Task to carry out:
Please write out the material that follows, exactly as it stands.

Records supplied:
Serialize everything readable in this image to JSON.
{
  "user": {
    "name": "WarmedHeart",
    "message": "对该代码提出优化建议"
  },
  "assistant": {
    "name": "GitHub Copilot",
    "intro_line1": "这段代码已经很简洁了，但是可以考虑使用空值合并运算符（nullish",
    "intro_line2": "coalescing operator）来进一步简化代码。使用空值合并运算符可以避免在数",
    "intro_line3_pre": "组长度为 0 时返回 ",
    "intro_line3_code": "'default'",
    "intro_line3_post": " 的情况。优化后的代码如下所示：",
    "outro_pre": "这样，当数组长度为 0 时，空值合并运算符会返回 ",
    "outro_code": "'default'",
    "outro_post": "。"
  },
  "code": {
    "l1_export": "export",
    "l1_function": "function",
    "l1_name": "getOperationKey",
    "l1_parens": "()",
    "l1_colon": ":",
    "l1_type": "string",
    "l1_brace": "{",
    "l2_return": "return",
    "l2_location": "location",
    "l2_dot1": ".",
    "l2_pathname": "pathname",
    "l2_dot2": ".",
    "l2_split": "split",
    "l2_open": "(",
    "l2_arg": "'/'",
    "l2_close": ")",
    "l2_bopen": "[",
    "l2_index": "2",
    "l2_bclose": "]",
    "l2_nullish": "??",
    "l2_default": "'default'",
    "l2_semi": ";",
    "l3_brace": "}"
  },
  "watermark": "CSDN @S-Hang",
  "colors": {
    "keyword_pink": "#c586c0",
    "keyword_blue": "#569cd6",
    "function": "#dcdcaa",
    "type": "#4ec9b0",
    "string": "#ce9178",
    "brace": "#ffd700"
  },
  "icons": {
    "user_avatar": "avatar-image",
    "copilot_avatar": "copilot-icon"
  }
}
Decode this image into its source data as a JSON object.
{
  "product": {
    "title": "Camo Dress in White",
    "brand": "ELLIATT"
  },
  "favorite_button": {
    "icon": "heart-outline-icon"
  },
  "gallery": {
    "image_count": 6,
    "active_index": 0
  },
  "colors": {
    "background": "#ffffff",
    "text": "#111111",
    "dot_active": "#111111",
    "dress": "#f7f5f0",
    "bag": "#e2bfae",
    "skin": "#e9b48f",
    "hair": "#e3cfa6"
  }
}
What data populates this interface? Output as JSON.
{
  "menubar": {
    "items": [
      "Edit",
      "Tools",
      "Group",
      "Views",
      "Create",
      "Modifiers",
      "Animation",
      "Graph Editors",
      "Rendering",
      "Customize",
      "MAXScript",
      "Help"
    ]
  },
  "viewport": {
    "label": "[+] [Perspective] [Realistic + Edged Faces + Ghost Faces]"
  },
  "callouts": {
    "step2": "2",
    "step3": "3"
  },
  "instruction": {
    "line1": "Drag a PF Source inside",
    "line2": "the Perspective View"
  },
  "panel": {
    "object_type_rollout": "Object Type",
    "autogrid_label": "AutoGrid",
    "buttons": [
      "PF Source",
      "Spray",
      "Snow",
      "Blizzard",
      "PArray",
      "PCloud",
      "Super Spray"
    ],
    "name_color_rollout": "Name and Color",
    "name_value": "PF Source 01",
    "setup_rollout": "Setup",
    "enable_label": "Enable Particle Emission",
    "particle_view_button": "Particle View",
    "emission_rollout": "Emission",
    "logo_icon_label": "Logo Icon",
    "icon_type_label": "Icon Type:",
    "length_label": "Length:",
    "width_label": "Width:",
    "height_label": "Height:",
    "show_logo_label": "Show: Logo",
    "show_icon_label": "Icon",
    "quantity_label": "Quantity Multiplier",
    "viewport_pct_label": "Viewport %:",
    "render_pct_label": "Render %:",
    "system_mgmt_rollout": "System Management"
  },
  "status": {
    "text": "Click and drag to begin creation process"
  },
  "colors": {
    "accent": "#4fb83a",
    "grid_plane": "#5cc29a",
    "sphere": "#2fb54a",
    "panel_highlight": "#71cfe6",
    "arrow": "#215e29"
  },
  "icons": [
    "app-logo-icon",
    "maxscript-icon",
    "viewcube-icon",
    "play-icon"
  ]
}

Task result:
Serialize everything readable in this image to JSON.
{
  "user": {
    "name": "WarmedHeart",
    "message": "对该代码提出优化建议"
  },
  "assistant": {
    "name": "GitHub Copilot",
    "intro_line1": "这段代码已经很简洁了，但是可以考虑使用空值合并运算符（nullish",
    "intro_line2": "coalescing operator）来进一步简化代码。使用空值合并运算符可以避免在数",
    "intro_line3_pre": "组长度为 0 时返回 ",
    "intro_line3_code": "'default'",
    "intro_line3_post": " 的情况。优化后的代码如下所示：",
    "outro_pre": "这样，当数组长度为 0 时，空值合并运算符会返回 ",
    "outro_code": "'default'",
    "outro_post": "。"
  },
  "code": {
    "l1_export": "export",
    "l1_function": "function",
    "l1_name": "getOperationKey",
    "l1_parens": "()",
    "l1_colon": ":",
    "l1_type": "string",
    "l1_brace": "{",
    "l2_return": "return",
    "l2_location": "location",
    "l2_dot1": ".",
    "l2_pathname": "pathname",
    "l2_dot2": ".",
    "l2_split": "split",
    "l2_open": "(",
    "l2_arg": "'/'",
    "l2_close": ")",
    "l2_bopen": "[",
    "l2_index": "2",
    "l2_bclose": "]",
    "l2_nullish": "??",
    "l2_default": "'default'",
    "l2_semi": ";",
    "l3_brace": "}"
  },
  "watermark": "CSDN @S-Hang",
  "colors": {
    "keyword_pink": "#c586c0",
    "keyword_blue": "#569cd6",
    "function": "#dcdcaa",
    "type": "#4ec9b0",
    "string": "#ce9178",
    "brace": "#ffd700"
  },
  "icons": {
    "user_avatar": "avatar-image",
    "copilot_avatar": "copilot-icon"
  }
}
Decode this image into its source data as a JSON object.
{
  "product": {
    "title": "Camo Dress in White",
    "brand": "ELLIATT"
  },
  "favorite_button": {
    "icon": "heart-outline-icon"
  },
  "gallery": {
    "image_count": 6,
    "active_index": 0
  },
  "colors": {
    "background": "#ffffff",
    "text": "#111111",
    "dot_active": "#111111",
    "dress": "#f7f5f0",
    "bag": "#e2bfae",
    "skin": "#e9b48f",
    "hair": "#e3cfa6"
  }
}
What data populates this interface? Output as JSON.
{
  "menubar": {
    "items": [
      "Edit",
      "Tools",
      "Group",
      "Views",
      "Create",
      "Modifiers",
      "Animation",
      "Graph Editors",
      "Rendering",
      "Customize",
      "MAXScript",
      "Help"
    ]
  },
  "viewport": {
    "label": "[+] [Perspective] [Realistic + Edged Faces + Ghost Faces]"
  },
  "callouts": {
    "step2": "2",
    "step3": "3"
  },
  "instruction": {
    "line1": "Drag a PF Source inside",
    "line2": "the Perspective View"
  },
  "panel": {
    "object_type_rollout": "Object Type",
    "autogrid_label": "AutoGrid",
    "buttons": [
      "PF Source",
      "Spray",
      "Snow",
      "Blizzard",
      "PArray",
      "PCloud",
      "Super Spray"
    ],
    "name_color_rollout": "Name and Color",
    "name_value": "PF Source 01",
    "setup_rollout": "Setup",
    "enable_label": "Enable Particle Emission",
    "particle_view_button": "Particle View",
    "emission_rollout": "Emission",
    "logo_icon_label": "Logo Icon",
    "icon_type_label": "Icon Type:",
    "length_label": "Length:",
    "width_label": "Width:",
    "height_label": "Height:",
    "show_logo_label": "Show: Logo",
    "show_icon_label": "Icon",
    "quantity_label": "Quantity Multiplier",
    "viewport_pct_label": "Viewport %:",
    "render_pct_label": "Render %:",
    "system_mgmt_rollout": "System Management"
  },
  "status": {
    "text": "Click and drag to begin creation process"
  },
  "colors": {
    "accent": "#4fb83a",
    "grid_plane": "#5cc29a",
    "sphere": "#2fb54a",
    "panel_highlight": "#71cfe6",
    "arrow": "#215e29"
  },
  "icons": [
    "app-logo-icon",
    "maxscript-icon",
    "viewcube-icon",
    "play-icon"
  ]
}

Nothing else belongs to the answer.